■ **Aim**:
Every line from the one that holds "Enumerate this screenshot's" through the final line should be returned exactly. Omit the pictures.

Figure collection entries
+++

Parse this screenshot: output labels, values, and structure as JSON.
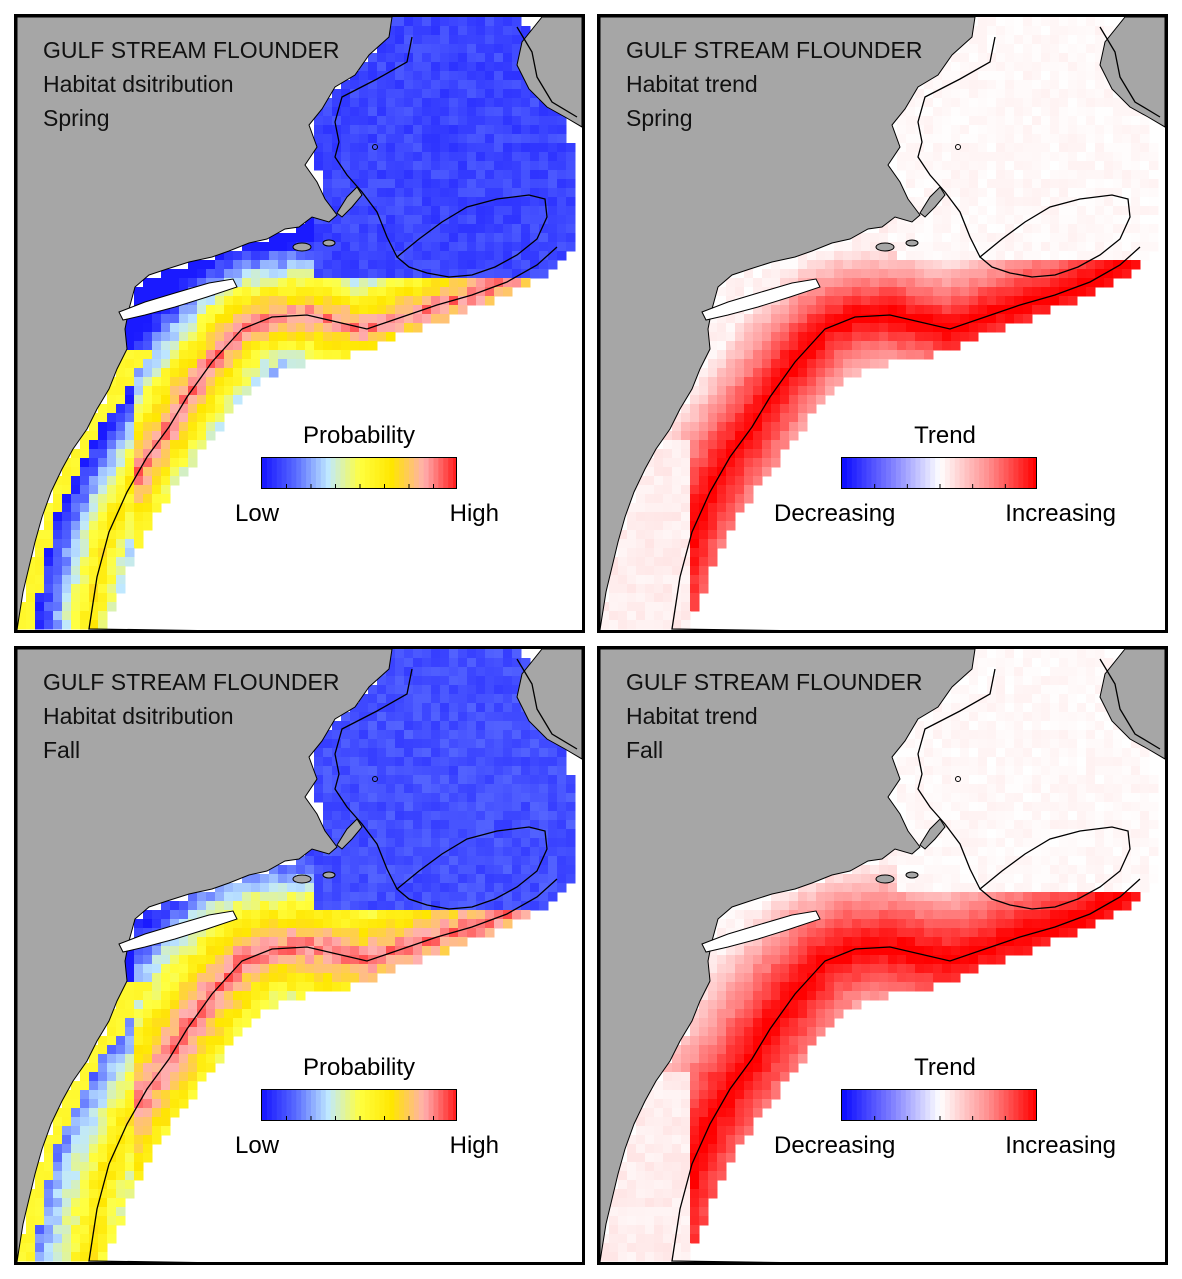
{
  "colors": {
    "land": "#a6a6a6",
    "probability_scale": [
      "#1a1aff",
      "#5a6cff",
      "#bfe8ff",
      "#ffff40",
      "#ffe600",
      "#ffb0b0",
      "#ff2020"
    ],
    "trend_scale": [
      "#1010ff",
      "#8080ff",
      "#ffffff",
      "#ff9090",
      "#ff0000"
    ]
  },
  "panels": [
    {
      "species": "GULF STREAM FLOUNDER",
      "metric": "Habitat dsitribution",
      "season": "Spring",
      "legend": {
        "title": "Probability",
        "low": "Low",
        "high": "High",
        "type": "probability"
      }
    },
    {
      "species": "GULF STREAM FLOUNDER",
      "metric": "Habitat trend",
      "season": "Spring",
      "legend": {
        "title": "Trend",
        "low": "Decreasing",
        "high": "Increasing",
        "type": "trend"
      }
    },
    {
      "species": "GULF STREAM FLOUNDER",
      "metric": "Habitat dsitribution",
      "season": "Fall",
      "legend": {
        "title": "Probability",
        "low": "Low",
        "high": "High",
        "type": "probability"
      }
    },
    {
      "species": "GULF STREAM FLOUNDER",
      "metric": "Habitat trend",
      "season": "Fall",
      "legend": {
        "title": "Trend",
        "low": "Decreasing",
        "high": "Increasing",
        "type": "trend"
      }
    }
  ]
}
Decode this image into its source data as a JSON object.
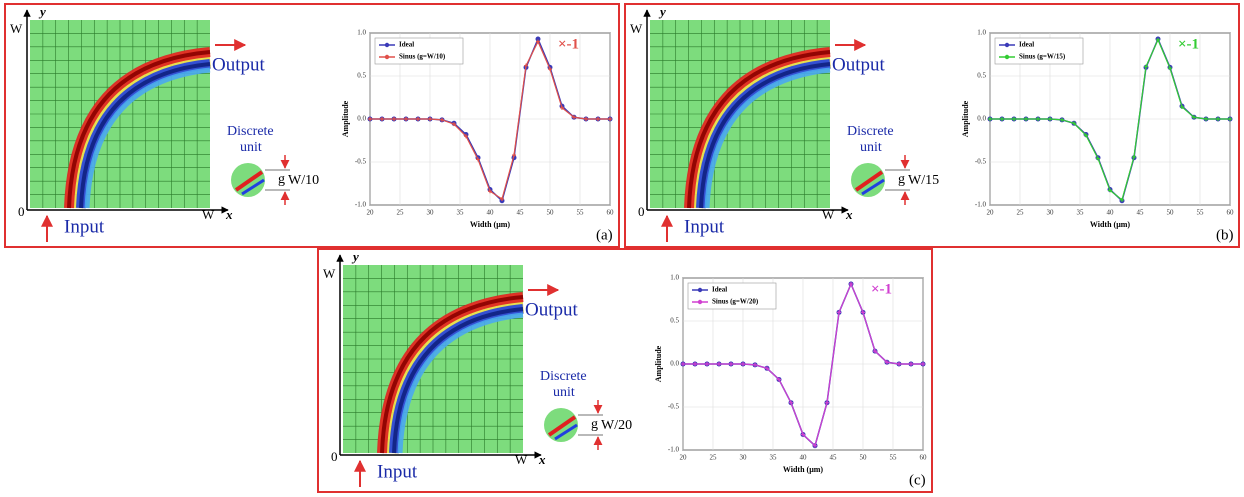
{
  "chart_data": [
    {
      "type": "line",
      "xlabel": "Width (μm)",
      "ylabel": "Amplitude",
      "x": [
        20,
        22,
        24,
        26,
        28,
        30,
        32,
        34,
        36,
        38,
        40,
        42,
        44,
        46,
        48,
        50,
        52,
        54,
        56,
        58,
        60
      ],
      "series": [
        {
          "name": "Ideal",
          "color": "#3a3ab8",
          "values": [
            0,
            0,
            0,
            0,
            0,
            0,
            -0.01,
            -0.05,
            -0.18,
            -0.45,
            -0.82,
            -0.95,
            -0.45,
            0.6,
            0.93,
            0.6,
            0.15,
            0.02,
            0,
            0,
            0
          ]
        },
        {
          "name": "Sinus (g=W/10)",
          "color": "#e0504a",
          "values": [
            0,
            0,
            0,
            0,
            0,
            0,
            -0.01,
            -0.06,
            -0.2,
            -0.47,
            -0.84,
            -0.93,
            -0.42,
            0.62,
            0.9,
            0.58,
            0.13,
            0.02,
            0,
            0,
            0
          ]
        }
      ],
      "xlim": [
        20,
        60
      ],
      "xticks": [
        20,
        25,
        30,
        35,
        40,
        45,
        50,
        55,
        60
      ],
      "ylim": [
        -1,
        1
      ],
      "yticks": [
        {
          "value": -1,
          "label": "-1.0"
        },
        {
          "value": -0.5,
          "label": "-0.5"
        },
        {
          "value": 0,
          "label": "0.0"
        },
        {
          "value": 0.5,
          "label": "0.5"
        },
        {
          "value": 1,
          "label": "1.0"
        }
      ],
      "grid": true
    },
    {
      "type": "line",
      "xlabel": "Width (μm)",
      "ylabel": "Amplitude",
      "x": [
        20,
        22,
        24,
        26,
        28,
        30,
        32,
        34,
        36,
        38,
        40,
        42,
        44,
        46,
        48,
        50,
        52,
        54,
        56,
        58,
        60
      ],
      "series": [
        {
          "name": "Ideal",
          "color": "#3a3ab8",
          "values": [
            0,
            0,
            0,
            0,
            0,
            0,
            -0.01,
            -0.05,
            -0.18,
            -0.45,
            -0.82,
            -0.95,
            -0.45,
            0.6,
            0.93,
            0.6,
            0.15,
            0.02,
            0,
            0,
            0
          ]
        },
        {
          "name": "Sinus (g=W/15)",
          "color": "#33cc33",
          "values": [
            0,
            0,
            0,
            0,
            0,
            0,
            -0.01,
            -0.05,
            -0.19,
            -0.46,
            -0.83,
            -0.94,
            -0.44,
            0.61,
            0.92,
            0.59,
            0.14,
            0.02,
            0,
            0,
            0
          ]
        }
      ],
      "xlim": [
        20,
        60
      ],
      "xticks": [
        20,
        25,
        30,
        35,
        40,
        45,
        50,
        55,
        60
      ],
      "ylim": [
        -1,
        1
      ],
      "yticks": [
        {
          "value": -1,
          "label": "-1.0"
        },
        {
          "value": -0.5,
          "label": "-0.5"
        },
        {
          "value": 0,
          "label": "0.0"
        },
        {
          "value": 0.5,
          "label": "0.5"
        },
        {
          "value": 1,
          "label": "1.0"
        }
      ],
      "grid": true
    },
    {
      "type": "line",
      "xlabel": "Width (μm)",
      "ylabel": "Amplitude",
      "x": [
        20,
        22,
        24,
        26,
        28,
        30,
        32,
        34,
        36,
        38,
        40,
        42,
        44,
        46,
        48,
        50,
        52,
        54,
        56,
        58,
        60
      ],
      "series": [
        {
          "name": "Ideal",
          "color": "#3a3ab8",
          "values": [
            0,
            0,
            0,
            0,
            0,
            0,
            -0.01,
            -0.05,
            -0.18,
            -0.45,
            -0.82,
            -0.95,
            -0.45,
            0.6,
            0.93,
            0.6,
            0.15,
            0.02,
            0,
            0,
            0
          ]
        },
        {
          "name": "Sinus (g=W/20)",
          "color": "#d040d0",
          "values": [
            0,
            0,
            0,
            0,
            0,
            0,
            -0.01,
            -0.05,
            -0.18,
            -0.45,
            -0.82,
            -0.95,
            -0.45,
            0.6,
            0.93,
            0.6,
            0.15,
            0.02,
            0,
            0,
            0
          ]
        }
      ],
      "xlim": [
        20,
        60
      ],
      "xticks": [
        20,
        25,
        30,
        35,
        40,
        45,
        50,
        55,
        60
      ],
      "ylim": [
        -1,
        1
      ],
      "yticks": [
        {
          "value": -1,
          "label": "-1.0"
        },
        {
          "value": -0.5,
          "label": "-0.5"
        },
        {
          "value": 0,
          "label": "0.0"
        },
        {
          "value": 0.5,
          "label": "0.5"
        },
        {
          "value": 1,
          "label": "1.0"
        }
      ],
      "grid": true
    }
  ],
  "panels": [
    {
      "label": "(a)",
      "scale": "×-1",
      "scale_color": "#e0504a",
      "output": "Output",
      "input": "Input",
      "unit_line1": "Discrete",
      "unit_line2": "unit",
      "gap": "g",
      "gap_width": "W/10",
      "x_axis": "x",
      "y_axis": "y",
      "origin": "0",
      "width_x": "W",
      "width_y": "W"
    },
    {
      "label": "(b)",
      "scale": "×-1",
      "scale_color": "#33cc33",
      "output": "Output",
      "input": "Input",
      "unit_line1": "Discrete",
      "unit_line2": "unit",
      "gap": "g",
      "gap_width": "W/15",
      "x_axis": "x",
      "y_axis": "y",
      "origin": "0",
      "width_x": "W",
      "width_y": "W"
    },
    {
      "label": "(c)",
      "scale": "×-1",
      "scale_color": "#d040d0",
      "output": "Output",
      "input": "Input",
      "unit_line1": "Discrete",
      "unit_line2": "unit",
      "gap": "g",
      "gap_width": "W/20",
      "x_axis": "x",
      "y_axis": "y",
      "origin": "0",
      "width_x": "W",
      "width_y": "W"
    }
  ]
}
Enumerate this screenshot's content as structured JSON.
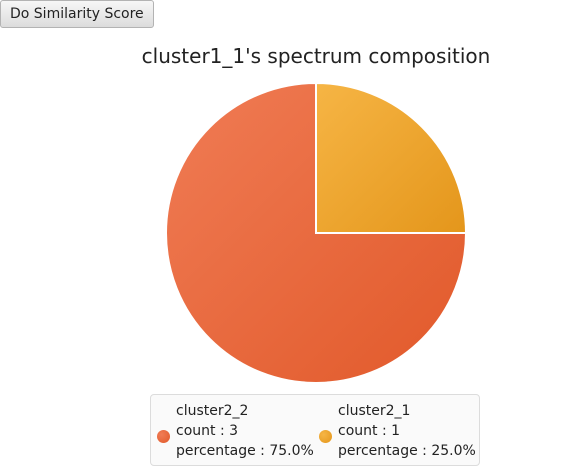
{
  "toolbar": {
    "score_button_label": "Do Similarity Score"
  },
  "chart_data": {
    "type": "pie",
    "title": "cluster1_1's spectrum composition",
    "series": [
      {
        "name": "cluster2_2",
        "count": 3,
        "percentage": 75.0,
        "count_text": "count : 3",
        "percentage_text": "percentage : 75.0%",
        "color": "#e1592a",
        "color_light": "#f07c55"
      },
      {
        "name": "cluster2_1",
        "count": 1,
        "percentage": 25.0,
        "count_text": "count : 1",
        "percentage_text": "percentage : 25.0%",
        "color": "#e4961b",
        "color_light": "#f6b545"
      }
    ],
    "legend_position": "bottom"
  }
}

+++

■ **Right answer**:
Enumerate this screenshot's content as structured JSON.
{
  "toolbar": {
    "score_button_label": "Do Similarity Score"
  },
  "chart_data": {
    "type": "pie",
    "title": "cluster1_1's spectrum composition",
    "series": [
      {
        "name": "cluster2_2",
        "count": 3,
        "percentage": 75.0,
        "count_text": "count : 3",
        "percentage_text": "percentage : 75.0%",
        "color": "#e1592a",
        "color_light": "#f07c55"
      },
      {
        "name": "cluster2_1",
        "count": 1,
        "percentage": 25.0,
        "count_text": "count : 1",
        "percentage_text": "percentage : 25.0%",
        "color": "#e4961b",
        "color_light": "#f6b545"
      }
    ],
    "legend_position": "bottom"
  }
}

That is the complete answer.